Stored items:
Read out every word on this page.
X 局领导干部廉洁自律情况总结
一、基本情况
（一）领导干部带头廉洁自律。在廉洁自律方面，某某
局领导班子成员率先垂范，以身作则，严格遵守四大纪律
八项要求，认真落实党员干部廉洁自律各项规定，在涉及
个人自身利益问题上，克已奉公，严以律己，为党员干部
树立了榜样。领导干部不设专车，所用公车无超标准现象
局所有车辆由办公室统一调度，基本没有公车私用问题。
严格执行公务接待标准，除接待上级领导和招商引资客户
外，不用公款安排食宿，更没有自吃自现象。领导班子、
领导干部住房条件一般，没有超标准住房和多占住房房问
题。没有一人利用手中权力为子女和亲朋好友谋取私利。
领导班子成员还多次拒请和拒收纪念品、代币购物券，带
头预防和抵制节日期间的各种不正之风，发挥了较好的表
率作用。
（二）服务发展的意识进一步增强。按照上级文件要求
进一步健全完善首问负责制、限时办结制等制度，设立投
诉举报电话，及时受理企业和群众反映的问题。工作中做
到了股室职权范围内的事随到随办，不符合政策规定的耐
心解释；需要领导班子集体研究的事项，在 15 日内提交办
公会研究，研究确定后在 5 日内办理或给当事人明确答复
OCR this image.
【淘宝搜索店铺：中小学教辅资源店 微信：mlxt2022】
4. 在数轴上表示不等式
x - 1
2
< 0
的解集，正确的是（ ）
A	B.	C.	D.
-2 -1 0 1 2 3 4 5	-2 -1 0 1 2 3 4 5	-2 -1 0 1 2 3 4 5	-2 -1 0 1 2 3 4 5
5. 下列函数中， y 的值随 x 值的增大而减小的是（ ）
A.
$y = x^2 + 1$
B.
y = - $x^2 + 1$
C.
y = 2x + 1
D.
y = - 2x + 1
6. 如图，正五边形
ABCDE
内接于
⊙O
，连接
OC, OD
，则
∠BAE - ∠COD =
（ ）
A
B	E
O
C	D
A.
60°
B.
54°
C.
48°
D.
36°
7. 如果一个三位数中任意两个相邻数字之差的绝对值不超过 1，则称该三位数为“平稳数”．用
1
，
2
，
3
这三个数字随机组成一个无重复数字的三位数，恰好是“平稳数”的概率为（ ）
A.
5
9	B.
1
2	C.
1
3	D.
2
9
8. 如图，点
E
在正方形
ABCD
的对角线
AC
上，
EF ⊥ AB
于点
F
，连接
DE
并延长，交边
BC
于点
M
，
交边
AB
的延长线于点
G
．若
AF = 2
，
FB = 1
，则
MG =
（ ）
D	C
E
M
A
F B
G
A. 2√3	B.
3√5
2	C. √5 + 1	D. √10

◆ Required task ◆
Write out only what runs from the line holding "OCR this image." through the last line of the records, exactly as shown.

◆ Completed exercise ◆
OCR this image.
【淘宝搜索店铺：中小学教辅资源店 微信：mlxt2022】
4. 在数轴上表示不等式
x - 1
2
< 0
的解集，正确的是（ ）
A	B.	C.	D.
-2 -1 0 1 2 3 4 5	-2 -1 0 1 2 3 4 5	-2 -1 0 1 2 3 4 5	-2 -1 0 1 2 3 4 5
5. 下列函数中， y 的值随 x 值的增大而减小的是（ ）
A.
$y = x^2 + 1$
B.
y = - $x^2 + 1$
C.
y = 2x + 1
D.
y = - 2x + 1
6. 如图，正五边形
ABCDE
内接于
⊙O
，连接
OC, OD
，则
∠BAE - ∠COD =
（ ）
A
B	E
O
C	D
A.
60°
B.
54°
C.
48°
D.
36°
7. 如果一个三位数中任意两个相邻数字之差的绝对值不超过 1，则称该三位数为“平稳数”．用
1
，
2
，
3
这三个数字随机组成一个无重复数字的三位数，恰好是“平稳数”的概率为（ ）
A.
5
9	B.
1
2	C.
1
3	D.
2
9
8. 如图，点
E
在正方形
ABCD
的对角线
AC
上，
EF ⊥ AB
于点
F
，连接
DE
并延长，交边
BC
于点
M
，
交边
AB
的延长线于点
G
．若
AF = 2
，
FB = 1
，则
MG =
（ ）
D	C
E
M
A
F B
G
A. 2√3	B.
3√5
2	C. √5 + 1	D. √10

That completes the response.